# [Problem]
Where a line contains the string "личности", copy that line.

# [Material provided]

#####

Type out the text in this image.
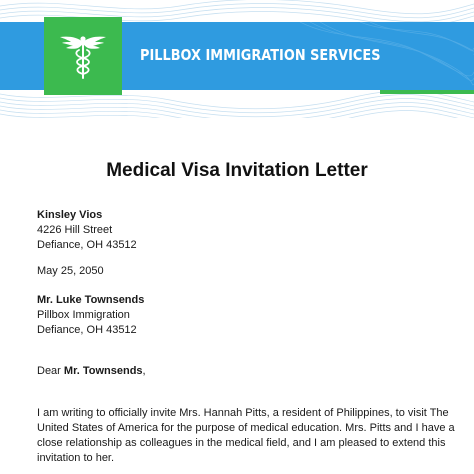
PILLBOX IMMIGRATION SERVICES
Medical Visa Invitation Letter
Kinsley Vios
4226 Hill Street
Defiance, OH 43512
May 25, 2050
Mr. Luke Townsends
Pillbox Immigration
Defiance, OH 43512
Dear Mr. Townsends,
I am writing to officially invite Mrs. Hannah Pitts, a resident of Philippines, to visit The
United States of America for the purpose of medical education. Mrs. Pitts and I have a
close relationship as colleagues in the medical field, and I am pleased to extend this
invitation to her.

#####

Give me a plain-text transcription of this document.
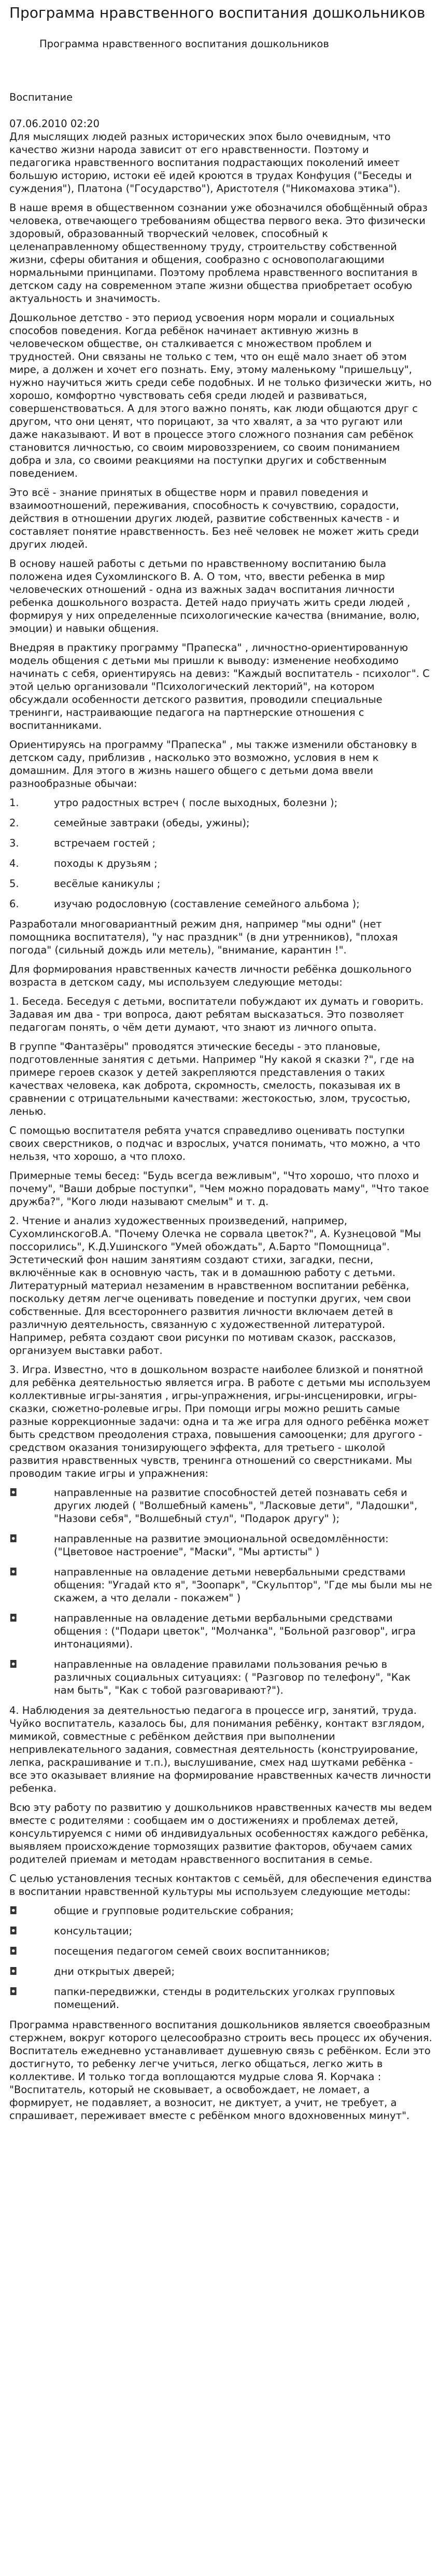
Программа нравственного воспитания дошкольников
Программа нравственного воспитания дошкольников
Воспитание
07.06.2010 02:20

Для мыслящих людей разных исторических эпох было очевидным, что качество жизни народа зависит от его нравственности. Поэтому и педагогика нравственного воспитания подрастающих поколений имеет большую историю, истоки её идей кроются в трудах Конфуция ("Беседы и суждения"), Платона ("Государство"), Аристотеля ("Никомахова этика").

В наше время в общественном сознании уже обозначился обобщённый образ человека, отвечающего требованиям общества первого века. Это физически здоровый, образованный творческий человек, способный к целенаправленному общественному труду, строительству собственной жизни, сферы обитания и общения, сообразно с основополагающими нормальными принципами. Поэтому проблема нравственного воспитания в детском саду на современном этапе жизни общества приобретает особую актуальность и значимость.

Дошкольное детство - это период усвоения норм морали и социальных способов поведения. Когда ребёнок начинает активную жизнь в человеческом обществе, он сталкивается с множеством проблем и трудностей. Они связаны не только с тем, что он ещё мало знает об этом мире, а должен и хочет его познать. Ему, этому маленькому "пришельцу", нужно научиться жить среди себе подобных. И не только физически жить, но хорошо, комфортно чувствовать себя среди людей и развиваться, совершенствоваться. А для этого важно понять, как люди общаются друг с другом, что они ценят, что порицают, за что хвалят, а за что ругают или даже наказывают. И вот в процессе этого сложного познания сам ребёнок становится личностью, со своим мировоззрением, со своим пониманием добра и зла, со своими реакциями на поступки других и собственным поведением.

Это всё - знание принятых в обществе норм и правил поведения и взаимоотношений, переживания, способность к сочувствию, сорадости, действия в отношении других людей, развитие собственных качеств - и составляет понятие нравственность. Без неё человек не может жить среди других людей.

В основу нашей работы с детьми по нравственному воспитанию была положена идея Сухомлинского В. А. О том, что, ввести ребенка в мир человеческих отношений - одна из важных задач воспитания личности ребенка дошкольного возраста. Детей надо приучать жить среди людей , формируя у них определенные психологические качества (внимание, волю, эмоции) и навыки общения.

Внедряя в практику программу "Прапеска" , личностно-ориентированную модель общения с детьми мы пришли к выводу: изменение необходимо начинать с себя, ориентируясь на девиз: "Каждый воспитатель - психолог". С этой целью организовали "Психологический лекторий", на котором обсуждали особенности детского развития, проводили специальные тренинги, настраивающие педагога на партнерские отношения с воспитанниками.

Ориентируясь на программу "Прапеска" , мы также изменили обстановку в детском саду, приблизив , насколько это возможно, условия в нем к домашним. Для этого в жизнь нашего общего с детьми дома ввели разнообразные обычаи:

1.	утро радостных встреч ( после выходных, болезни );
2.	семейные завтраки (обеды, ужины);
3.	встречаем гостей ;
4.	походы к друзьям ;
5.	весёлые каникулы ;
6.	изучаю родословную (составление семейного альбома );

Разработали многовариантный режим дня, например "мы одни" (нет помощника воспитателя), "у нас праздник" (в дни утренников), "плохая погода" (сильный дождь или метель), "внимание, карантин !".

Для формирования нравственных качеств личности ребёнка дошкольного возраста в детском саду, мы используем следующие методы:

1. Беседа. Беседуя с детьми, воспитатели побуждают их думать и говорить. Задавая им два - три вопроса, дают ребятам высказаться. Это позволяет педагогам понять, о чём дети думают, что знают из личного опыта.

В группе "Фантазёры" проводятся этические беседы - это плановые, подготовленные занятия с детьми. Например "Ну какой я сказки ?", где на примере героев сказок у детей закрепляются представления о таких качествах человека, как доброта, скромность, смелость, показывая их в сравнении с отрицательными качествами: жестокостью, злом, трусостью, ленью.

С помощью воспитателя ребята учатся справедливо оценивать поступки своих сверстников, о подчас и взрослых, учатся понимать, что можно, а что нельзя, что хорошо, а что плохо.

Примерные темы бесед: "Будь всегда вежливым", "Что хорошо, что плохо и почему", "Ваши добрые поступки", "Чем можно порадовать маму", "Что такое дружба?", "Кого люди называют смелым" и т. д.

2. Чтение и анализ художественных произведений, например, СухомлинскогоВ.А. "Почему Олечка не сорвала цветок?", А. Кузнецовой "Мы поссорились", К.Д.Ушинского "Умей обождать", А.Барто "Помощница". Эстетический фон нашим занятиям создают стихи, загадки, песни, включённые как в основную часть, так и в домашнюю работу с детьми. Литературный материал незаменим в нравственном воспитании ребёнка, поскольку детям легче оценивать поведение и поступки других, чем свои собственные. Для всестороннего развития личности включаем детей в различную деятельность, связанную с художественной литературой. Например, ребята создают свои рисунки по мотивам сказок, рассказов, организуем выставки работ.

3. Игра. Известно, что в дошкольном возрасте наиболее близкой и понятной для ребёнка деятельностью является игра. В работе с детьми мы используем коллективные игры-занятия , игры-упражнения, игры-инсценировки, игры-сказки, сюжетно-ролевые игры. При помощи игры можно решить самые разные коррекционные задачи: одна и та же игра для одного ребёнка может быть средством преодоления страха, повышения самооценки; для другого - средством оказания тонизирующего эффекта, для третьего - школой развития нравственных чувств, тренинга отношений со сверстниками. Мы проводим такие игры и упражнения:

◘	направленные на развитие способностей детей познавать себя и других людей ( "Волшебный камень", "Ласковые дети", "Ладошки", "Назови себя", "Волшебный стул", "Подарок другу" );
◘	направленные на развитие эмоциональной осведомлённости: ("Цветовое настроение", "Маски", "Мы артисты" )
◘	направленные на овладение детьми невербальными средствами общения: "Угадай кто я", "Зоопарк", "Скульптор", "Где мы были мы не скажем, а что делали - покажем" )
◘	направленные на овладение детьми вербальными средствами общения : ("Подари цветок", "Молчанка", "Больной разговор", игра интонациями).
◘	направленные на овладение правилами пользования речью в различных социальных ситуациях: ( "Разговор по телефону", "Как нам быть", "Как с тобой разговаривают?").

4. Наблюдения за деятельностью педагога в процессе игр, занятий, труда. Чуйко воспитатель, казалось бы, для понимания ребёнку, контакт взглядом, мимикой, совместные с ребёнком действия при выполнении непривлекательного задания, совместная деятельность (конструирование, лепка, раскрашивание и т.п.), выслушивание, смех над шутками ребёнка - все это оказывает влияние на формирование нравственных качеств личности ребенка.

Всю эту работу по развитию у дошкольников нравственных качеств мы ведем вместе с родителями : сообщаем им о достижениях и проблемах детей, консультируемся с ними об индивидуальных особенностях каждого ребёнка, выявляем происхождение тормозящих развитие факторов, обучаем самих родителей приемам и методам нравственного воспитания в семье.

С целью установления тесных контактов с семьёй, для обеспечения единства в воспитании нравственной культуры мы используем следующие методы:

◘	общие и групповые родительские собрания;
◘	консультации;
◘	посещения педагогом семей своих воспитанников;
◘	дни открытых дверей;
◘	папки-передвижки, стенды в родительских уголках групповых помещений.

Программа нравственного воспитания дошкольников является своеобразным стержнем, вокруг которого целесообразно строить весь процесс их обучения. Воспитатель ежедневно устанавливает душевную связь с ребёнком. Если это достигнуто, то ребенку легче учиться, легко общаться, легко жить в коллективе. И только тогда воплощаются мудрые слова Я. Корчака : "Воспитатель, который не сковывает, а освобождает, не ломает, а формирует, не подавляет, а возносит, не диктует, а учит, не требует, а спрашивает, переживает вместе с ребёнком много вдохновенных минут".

#####

# [Answer below]
В основу нашей работы с детьми по нравственному воспитанию была положена идея Сухомлинского В. А. О том, что, ввести ребенка в мир человеческих отношений - одна из важных задач воспитания личности ребенка дошкольного возраста. Детей надо приучать жить среди людей , формируя у них определенные психологические качества (внимание, волю, эмоции) и навыки общения.
Для формирования нравственных качеств личности ребёнка дошкольного возраста в детском саду, мы используем следующие методы:
2. Чтение и анализ художественных произведений, например, СухомлинскогоВ.А. "Почему Олечка не сорвала цветок?", А. Кузнецовой "Мы поссорились", К.Д.Ушинского "Умей обождать", А.Барто "Помощница". Эстетический фон нашим занятиям создают стихи, загадки, песни, включённые как в основную часть, так и в домашнюю работу с детьми. Литературный материал незаменим в нравственном воспитании ребёнка, поскольку детям легче оценивать поведение и поступки других, чем свои собственные. Для всестороннего развития личности включаем детей в различную деятельность, связанную с художественной литературой. Например, ребята создают свои рисунки по мотивам сказок, рассказов, организуем выставки работ.
4. Наблюдения за деятельностью педагога в процессе игр, занятий, труда. Чуйко воспитатель, казалось бы, для понимания ребёнку, контакт взглядом, мимикой, совместные с ребёнком действия при выполнении непривлекательного задания, совместная деятельность (конструирование, лепка, раскрашивание и т.п.), выслушивание, смех над шутками ребёнка - все это оказывает влияние на формирование нравственных качеств личности ребенка.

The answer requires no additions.